START

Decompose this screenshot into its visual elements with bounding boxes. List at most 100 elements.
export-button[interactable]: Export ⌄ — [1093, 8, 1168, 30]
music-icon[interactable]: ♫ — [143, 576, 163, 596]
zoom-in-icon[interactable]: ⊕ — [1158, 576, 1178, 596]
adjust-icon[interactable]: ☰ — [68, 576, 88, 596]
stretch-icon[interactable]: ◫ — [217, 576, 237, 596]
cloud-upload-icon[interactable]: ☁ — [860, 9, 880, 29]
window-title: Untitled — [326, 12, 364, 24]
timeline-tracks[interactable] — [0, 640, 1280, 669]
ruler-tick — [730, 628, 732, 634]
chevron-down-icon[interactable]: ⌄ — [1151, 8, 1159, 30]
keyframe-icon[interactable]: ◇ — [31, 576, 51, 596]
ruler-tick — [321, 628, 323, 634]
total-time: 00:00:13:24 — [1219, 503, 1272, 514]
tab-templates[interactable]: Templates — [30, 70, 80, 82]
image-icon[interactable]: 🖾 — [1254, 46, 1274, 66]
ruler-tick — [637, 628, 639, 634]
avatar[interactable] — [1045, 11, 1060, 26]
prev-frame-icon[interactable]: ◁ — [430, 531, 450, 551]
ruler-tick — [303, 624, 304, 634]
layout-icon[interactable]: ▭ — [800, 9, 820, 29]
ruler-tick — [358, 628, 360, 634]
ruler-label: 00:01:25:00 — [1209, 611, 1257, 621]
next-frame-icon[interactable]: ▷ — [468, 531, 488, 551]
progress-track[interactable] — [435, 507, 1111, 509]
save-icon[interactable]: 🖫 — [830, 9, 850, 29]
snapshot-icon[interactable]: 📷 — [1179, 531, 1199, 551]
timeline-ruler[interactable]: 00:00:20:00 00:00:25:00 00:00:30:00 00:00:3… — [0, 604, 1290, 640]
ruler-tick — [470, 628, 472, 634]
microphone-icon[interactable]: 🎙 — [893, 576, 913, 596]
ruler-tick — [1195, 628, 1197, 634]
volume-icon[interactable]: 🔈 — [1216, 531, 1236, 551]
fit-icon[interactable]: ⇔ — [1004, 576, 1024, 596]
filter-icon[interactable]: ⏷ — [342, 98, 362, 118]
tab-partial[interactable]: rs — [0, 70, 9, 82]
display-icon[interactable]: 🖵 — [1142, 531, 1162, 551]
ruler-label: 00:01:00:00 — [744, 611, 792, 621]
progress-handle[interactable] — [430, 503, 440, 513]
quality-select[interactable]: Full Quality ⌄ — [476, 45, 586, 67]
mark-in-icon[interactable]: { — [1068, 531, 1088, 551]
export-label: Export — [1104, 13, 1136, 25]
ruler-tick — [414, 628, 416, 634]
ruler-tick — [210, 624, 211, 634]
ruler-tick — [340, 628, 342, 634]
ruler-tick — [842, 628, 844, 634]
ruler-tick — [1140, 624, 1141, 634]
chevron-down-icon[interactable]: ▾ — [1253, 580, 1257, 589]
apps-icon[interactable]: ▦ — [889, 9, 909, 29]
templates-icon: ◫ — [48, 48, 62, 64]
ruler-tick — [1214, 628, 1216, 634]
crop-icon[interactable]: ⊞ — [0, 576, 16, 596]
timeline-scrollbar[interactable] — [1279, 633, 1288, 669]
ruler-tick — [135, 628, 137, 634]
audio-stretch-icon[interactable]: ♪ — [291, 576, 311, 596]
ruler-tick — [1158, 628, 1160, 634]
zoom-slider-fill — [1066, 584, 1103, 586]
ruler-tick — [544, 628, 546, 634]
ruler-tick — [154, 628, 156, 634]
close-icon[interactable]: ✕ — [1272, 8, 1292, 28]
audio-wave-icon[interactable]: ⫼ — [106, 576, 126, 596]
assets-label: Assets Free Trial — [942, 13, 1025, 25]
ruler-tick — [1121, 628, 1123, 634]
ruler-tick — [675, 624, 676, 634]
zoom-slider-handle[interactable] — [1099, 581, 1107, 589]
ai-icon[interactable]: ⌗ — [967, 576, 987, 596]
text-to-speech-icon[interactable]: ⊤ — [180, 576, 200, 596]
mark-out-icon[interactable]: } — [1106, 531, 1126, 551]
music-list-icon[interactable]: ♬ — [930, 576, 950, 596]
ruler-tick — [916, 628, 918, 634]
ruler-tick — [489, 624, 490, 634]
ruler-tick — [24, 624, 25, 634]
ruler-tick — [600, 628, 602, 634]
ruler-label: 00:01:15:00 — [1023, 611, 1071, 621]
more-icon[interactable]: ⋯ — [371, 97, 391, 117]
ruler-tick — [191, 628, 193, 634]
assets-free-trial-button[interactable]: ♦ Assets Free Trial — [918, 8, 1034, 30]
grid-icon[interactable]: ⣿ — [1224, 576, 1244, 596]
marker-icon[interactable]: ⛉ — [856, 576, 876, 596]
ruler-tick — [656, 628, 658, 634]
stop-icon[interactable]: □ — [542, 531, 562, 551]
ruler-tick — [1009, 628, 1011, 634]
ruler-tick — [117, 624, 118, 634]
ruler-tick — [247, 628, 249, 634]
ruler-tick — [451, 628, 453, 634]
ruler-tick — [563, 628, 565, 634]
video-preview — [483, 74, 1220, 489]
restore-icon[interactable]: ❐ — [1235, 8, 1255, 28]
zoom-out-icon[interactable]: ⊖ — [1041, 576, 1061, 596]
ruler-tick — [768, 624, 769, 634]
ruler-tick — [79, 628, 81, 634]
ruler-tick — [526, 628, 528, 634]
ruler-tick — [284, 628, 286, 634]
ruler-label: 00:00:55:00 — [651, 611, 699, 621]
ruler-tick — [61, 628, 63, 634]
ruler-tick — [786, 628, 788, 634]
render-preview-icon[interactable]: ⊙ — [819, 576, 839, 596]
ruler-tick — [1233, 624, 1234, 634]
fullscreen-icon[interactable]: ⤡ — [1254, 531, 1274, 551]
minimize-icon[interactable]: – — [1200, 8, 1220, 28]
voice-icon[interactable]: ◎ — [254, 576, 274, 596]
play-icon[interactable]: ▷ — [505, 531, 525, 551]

END

# WHAT IS BEING ASKED
Could you reproduce every row above verbatim, keeping each one unchanged and in its original order?

# EXERCISE OUTPUT
Decompose this screenshot into its visual elements with bounding boxes. List at most 100 elements.
export-button[interactable]: Export ⌄ — [1093, 8, 1168, 30]
music-icon[interactable]: ♫ — [143, 576, 163, 596]
zoom-in-icon[interactable]: ⊕ — [1158, 576, 1178, 596]
adjust-icon[interactable]: ☰ — [68, 576, 88, 596]
stretch-icon[interactable]: ◫ — [217, 576, 237, 596]
cloud-upload-icon[interactable]: ☁ — [860, 9, 880, 29]
window-title: Untitled — [326, 12, 364, 24]
timeline-tracks[interactable] — [0, 640, 1280, 669]
ruler-tick — [730, 628, 732, 634]
chevron-down-icon[interactable]: ⌄ — [1151, 8, 1159, 30]
keyframe-icon[interactable]: ◇ — [31, 576, 51, 596]
ruler-tick — [321, 628, 323, 634]
total-time: 00:00:13:24 — [1219, 503, 1272, 514]
tab-templates[interactable]: Templates — [30, 70, 80, 82]
image-icon[interactable]: 🖾 — [1254, 46, 1274, 66]
ruler-tick — [637, 628, 639, 634]
avatar[interactable] — [1045, 11, 1060, 26]
prev-frame-icon[interactable]: ◁ — [430, 531, 450, 551]
ruler-tick — [303, 624, 304, 634]
layout-icon[interactable]: ▭ — [800, 9, 820, 29]
ruler-tick — [358, 628, 360, 634]
ruler-label: 00:01:25:00 — [1209, 611, 1257, 621]
next-frame-icon[interactable]: ▷ — [468, 531, 488, 551]
progress-track[interactable] — [435, 507, 1111, 509]
save-icon[interactable]: 🖫 — [830, 9, 850, 29]
snapshot-icon[interactable]: 📷 — [1179, 531, 1199, 551]
timeline-ruler[interactable]: 00:00:20:00 00:00:25:00 00:00:30:00 00:00:3… — [0, 604, 1290, 640]
ruler-tick — [470, 628, 472, 634]
microphone-icon[interactable]: 🎙 — [893, 576, 913, 596]
ruler-tick — [1195, 628, 1197, 634]
volume-icon[interactable]: 🔈 — [1216, 531, 1236, 551]
fit-icon[interactable]: ⇔ — [1004, 576, 1024, 596]
filter-icon[interactable]: ⏷ — [342, 98, 362, 118]
tab-partial[interactable]: rs — [0, 70, 9, 82]
display-icon[interactable]: 🖵 — [1142, 531, 1162, 551]
ruler-label: 00:01:00:00 — [744, 611, 792, 621]
progress-handle[interactable] — [430, 503, 440, 513]
quality-select[interactable]: Full Quality ⌄ — [476, 45, 586, 67]
mark-in-icon[interactable]: { — [1068, 531, 1088, 551]
export-label: Export — [1104, 13, 1136, 25]
ruler-tick — [414, 628, 416, 634]
ruler-tick — [210, 624, 211, 634]
ruler-tick — [340, 628, 342, 634]
ruler-tick — [842, 628, 844, 634]
ruler-tick — [1140, 624, 1141, 634]
chevron-down-icon[interactable]: ▾ — [1253, 580, 1257, 589]
apps-icon[interactable]: ▦ — [889, 9, 909, 29]
templates-icon: ◫ — [48, 48, 62, 64]
ruler-tick — [1214, 628, 1216, 634]
crop-icon[interactable]: ⊞ — [0, 576, 16, 596]
timeline-scrollbar[interactable] — [1279, 633, 1288, 669]
ruler-tick — [135, 628, 137, 634]
audio-stretch-icon[interactable]: ♪ — [291, 576, 311, 596]
ruler-tick — [1158, 628, 1160, 634]
zoom-slider-fill — [1066, 584, 1103, 586]
ruler-tick — [544, 628, 546, 634]
ruler-tick — [154, 628, 156, 634]
close-icon[interactable]: ✕ — [1272, 8, 1292, 28]
audio-wave-icon[interactable]: ⫼ — [106, 576, 126, 596]
assets-label: Assets Free Trial — [942, 13, 1025, 25]
ruler-tick — [1121, 628, 1123, 634]
ruler-tick — [675, 624, 676, 634]
zoom-slider-handle[interactable] — [1099, 581, 1107, 589]
ai-icon[interactable]: ⌗ — [967, 576, 987, 596]
text-to-speech-icon[interactable]: ⊤ — [180, 576, 200, 596]
mark-out-icon[interactable]: } — [1106, 531, 1126, 551]
music-list-icon[interactable]: ♬ — [930, 576, 950, 596]
ruler-tick — [916, 628, 918, 634]
ruler-tick — [489, 624, 490, 634]
ruler-tick — [24, 624, 25, 634]
ruler-tick — [600, 628, 602, 634]
ruler-label: 00:01:15:00 — [1023, 611, 1071, 621]
more-icon[interactable]: ⋯ — [371, 97, 391, 117]
ruler-tick — [191, 628, 193, 634]
assets-free-trial-button[interactable]: ♦ Assets Free Trial — [918, 8, 1034, 30]
grid-icon[interactable]: ⣿ — [1224, 576, 1244, 596]
marker-icon[interactable]: ⛉ — [856, 576, 876, 596]
ruler-tick — [656, 628, 658, 634]
stop-icon[interactable]: □ — [542, 531, 562, 551]
ruler-tick — [1009, 628, 1011, 634]
ruler-tick — [117, 624, 118, 634]
ruler-tick — [247, 628, 249, 634]
ruler-tick — [451, 628, 453, 634]
ruler-tick — [563, 628, 565, 634]
video-preview — [483, 74, 1220, 489]
restore-icon[interactable]: ❐ — [1235, 8, 1255, 28]
zoom-out-icon[interactable]: ⊖ — [1041, 576, 1061, 596]
ruler-tick — [768, 624, 769, 634]
ruler-tick — [79, 628, 81, 634]
ruler-tick — [526, 628, 528, 634]
ruler-tick — [284, 628, 286, 634]
ruler-label: 00:00:55:00 — [651, 611, 699, 621]
ruler-tick — [61, 628, 63, 634]
ruler-tick — [786, 628, 788, 634]
render-preview-icon[interactable]: ⊙ — [819, 576, 839, 596]
ruler-tick — [1233, 624, 1234, 634]
fullscreen-icon[interactable]: ⤡ — [1254, 531, 1274, 551]
minimize-icon[interactable]: – — [1200, 8, 1220, 28]
voice-icon[interactable]: ◎ — [254, 576, 274, 596]
play-icon[interactable]: ▷ — [505, 531, 525, 551]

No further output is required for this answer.